Write out the material below again, unchanged.

Stored data
——————

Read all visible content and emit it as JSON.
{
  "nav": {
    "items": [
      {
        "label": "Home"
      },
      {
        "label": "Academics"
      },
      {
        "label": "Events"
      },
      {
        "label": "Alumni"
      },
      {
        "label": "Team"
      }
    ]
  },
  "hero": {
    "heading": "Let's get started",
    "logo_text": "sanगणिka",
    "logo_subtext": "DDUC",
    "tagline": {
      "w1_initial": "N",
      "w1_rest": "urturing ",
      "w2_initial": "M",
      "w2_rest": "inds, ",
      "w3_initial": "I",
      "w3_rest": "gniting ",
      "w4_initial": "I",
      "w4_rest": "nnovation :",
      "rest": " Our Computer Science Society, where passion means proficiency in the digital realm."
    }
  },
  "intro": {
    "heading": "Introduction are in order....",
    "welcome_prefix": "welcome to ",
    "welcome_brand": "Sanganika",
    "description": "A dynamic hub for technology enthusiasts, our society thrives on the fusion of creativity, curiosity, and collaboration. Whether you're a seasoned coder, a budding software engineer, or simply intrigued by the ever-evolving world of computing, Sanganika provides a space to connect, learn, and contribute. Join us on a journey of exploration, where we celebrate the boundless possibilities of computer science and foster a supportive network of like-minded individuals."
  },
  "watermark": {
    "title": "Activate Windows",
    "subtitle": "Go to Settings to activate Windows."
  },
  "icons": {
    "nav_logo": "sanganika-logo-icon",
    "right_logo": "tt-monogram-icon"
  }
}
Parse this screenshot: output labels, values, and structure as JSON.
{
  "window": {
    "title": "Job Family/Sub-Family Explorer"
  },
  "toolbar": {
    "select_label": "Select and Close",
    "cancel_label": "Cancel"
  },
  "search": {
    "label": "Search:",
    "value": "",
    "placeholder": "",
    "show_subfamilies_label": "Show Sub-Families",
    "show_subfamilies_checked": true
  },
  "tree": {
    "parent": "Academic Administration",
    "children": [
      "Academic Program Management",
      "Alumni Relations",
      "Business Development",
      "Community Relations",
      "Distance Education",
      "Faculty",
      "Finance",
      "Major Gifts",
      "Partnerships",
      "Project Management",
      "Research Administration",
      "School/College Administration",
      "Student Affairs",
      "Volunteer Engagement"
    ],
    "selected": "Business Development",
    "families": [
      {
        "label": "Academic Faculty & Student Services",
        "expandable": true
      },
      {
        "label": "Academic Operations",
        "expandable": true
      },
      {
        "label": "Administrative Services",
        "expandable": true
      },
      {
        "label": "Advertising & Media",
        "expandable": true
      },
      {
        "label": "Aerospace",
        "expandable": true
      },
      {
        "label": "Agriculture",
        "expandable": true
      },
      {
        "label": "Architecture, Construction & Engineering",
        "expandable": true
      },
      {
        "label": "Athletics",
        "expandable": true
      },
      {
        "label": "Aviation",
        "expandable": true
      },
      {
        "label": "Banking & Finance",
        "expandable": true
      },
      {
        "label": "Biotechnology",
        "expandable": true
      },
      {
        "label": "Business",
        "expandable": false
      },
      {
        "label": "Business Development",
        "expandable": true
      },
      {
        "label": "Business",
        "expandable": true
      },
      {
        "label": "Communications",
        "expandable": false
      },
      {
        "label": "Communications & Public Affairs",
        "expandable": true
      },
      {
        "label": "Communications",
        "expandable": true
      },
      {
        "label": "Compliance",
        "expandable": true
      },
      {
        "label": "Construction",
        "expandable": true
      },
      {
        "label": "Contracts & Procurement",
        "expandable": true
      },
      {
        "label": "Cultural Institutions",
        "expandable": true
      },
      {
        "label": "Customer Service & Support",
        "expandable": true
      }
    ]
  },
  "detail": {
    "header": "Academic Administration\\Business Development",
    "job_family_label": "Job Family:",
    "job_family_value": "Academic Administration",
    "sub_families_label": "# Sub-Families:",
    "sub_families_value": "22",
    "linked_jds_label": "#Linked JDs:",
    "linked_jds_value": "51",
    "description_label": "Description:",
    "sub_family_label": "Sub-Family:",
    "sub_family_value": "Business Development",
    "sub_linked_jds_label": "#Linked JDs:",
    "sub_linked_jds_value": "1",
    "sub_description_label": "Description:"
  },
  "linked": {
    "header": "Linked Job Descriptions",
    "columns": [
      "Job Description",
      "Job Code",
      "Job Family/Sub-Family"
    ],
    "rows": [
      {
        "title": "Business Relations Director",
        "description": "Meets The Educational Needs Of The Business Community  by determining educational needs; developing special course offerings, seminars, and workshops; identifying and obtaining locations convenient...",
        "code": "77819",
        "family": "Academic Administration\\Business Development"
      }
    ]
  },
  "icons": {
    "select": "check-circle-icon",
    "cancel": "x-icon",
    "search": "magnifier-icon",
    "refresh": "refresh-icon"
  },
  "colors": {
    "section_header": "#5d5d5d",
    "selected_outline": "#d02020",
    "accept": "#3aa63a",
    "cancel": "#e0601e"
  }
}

——————

Answer to this problem ->
Read all visible content and emit it as JSON.
{
  "nav": {
    "items": [
      {
        "label": "Home"
      },
      {
        "label": "Academics"
      },
      {
        "label": "Events"
      },
      {
        "label": "Alumni"
      },
      {
        "label": "Team"
      }
    ]
  },
  "hero": {
    "heading": "Let's get started",
    "logo_text": "sanगणिka",
    "logo_subtext": "DDUC",
    "tagline": {
      "w1_initial": "N",
      "w1_rest": "urturing ",
      "w2_initial": "M",
      "w2_rest": "inds, ",
      "w3_initial": "I",
      "w3_rest": "gniting ",
      "w4_initial": "I",
      "w4_rest": "nnovation :",
      "rest": " Our Computer Science Society, where passion means proficiency in the digital realm."
    }
  },
  "intro": {
    "heading": "Introduction are in order....",
    "welcome_prefix": "welcome to ",
    "welcome_brand": "Sanganika",
    "description": "A dynamic hub for technology enthusiasts, our society thrives on the fusion of creativity, curiosity, and collaboration. Whether you're a seasoned coder, a budding software engineer, or simply intrigued by the ever-evolving world of computing, Sanganika provides a space to connect, learn, and contribute. Join us on a journey of exploration, where we celebrate the boundless possibilities of computer science and foster a supportive network of like-minded individuals."
  },
  "watermark": {
    "title": "Activate Windows",
    "subtitle": "Go to Settings to activate Windows."
  },
  "icons": {
    "nav_logo": "sanganika-logo-icon",
    "right_logo": "tt-monogram-icon"
  }
}
Parse this screenshot: output labels, values, and structure as JSON.
{
  "window": {
    "title": "Job Family/Sub-Family Explorer"
  },
  "toolbar": {
    "select_label": "Select and Close",
    "cancel_label": "Cancel"
  },
  "search": {
    "label": "Search:",
    "value": "",
    "placeholder": "",
    "show_subfamilies_label": "Show Sub-Families",
    "show_subfamilies_checked": true
  },
  "tree": {
    "parent": "Academic Administration",
    "children": [
      "Academic Program Management",
      "Alumni Relations",
      "Business Development",
      "Community Relations",
      "Distance Education",
      "Faculty",
      "Finance",
      "Major Gifts",
      "Partnerships",
      "Project Management",
      "Research Administration",
      "School/College Administration",
      "Student Affairs",
      "Volunteer Engagement"
    ],
    "selected": "Business Development",
    "families": [
      {
        "label": "Academic Faculty & Student Services",
        "expandable": true
      },
      {
        "label": "Academic Operations",
        "expandable": true
      },
      {
        "label": "Administrative Services",
        "expandable": true
      },
      {
        "label": "Advertising & Media",
        "expandable": true
      },
      {
        "label": "Aerospace",
        "expandable": true
      },
      {
        "label": "Agriculture",
        "expandable": true
      },
      {
        "label": "Architecture, Construction & Engineering",
        "expandable": true
      },
      {
        "label": "Athletics",
        "expandable": true
      },
      {
        "label": "Aviation",
        "expandable": true
      },
      {
        "label": "Banking & Finance",
        "expandable": true
      },
      {
        "label": "Biotechnology",
        "expandable": true
      },
      {
        "label": "Business",
        "expandable": false
      },
      {
        "label": "Business Development",
        "expandable": true
      },
      {
        "label": "Business",
        "expandable": true
      },
      {
        "label": "Communications",
        "expandable": false
      },
      {
        "label": "Communications & Public Affairs",
        "expandable": true
      },
      {
        "label": "Communications",
        "expandable": true
      },
      {
        "label": "Compliance",
        "expandable": true
      },
      {
        "label": "Construction",
        "expandable": true
      },
      {
        "label": "Contracts & Procurement",
        "expandable": true
      },
      {
        "label": "Cultural Institutions",
        "expandable": true
      },
      {
        "label": "Customer Service & Support",
        "expandable": true
      }
    ]
  },
  "detail": {
    "header": "Academic Administration\\Business Development",
    "job_family_label": "Job Family:",
    "job_family_value": "Academic Administration",
    "sub_families_label": "# Sub-Families:",
    "sub_families_value": "22",
    "linked_jds_label": "#Linked JDs:",
    "linked_jds_value": "51",
    "description_label": "Description:",
    "sub_family_label": "Sub-Family:",
    "sub_family_value": "Business Development",
    "sub_linked_jds_label": "#Linked JDs:",
    "sub_linked_jds_value": "1",
    "sub_description_label": "Description:"
  },
  "linked": {
    "header": "Linked Job Descriptions",
    "columns": [
      "Job Description",
      "Job Code",
      "Job Family/Sub-Family"
    ],
    "rows": [
      {
        "title": "Business Relations Director",
        "description": "Meets The Educational Needs Of The Business Community  by determining educational needs; developing special course offerings, seminars, and workshops; identifying and obtaining locations convenient...",
        "code": "77819",
        "family": "Academic Administration\\Business Development"
      }
    ]
  },
  "icons": {
    "select": "check-circle-icon",
    "cancel": "x-icon",
    "search": "magnifier-icon",
    "refresh": "refresh-icon"
  },
  "colors": {
    "section_header": "#5d5d5d",
    "selected_outline": "#d02020",
    "accept": "#3aa63a",
    "cancel": "#e0601e"
  }
}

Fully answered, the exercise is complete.